** Start of ROWS **

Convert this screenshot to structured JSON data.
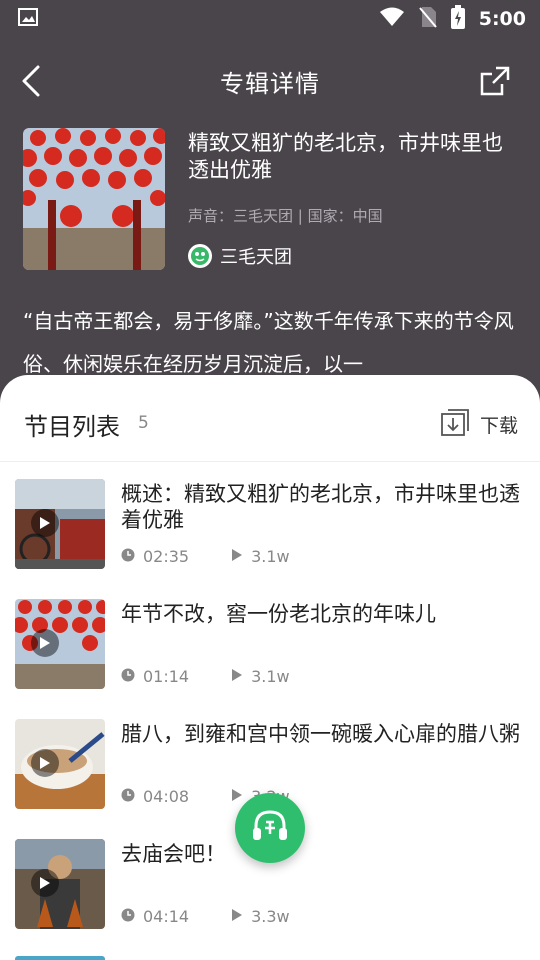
{
  "status": {
    "time": "5:00"
  },
  "header": {
    "title": "专辑详情"
  },
  "album": {
    "title": "精致又粗犷的老北京，市井味里也透出优雅",
    "meta": "声音：三毛天团 | 国家：中国",
    "author": "三毛天团",
    "description": "“自古帝王都会，易于侈靡。”这数千年传承下来的节令风俗、休闲娱乐在经历岁月沉淀后，以一"
  },
  "list": {
    "title": "节目列表",
    "count": "5",
    "download_label": "下载",
    "episodes": [
      {
        "title": "概述：精致又粗犷的老北京，市井味里也透着优雅",
        "duration": "02:35",
        "plays": "3.1w"
      },
      {
        "title": "年节不改，窖一份老北京的年味儿",
        "duration": "01:14",
        "plays": "3.1w"
      },
      {
        "title": "腊八，到雍和宫中领一碗暖入心扉的腊八粥",
        "duration": "04:08",
        "plays": "3.2w"
      },
      {
        "title": "去庙会吧！",
        "duration": "04:14",
        "plays": "3.3w"
      }
    ]
  },
  "colors": {
    "accent": "#2fbe6e",
    "header_bg": "#4a454b"
  },
  "icons": [
    "image-icon",
    "wifi-icon",
    "no-sim-icon",
    "battery-icon",
    "back-icon",
    "share-icon",
    "download-icon",
    "clock-icon",
    "play-icon",
    "player-headphone-icon"
  ]
}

** End of ROWS **

◆ STATED GOAL ◆
Every entry must be transcribed exactly. Pictures do not belong in the copy.

◆ COMPLETED EXERCISE ◆
Convert this screenshot to structured JSON data.
{
  "status": {
    "time": "5:00"
  },
  "header": {
    "title": "专辑详情"
  },
  "album": {
    "title": "精致又粗犷的老北京，市井味里也透出优雅",
    "meta": "声音：三毛天团 | 国家：中国",
    "author": "三毛天团",
    "description": "“自古帝王都会，易于侈靡。”这数千年传承下来的节令风俗、休闲娱乐在经历岁月沉淀后，以一"
  },
  "list": {
    "title": "节目列表",
    "count": "5",
    "download_label": "下载",
    "episodes": [
      {
        "title": "概述：精致又粗犷的老北京，市井味里也透着优雅",
        "duration": "02:35",
        "plays": "3.1w"
      },
      {
        "title": "年节不改，窖一份老北京的年味儿",
        "duration": "01:14",
        "plays": "3.1w"
      },
      {
        "title": "腊八，到雍和宫中领一碗暖入心扉的腊八粥",
        "duration": "04:08",
        "plays": "3.2w"
      },
      {
        "title": "去庙会吧！",
        "duration": "04:14",
        "plays": "3.3w"
      }
    ]
  },
  "colors": {
    "accent": "#2fbe6e",
    "header_bg": "#4a454b"
  },
  "icons": [
    "image-icon",
    "wifi-icon",
    "no-sim-icon",
    "battery-icon",
    "back-icon",
    "share-icon",
    "download-icon",
    "clock-icon",
    "play-icon",
    "player-headphone-icon"
  ]
}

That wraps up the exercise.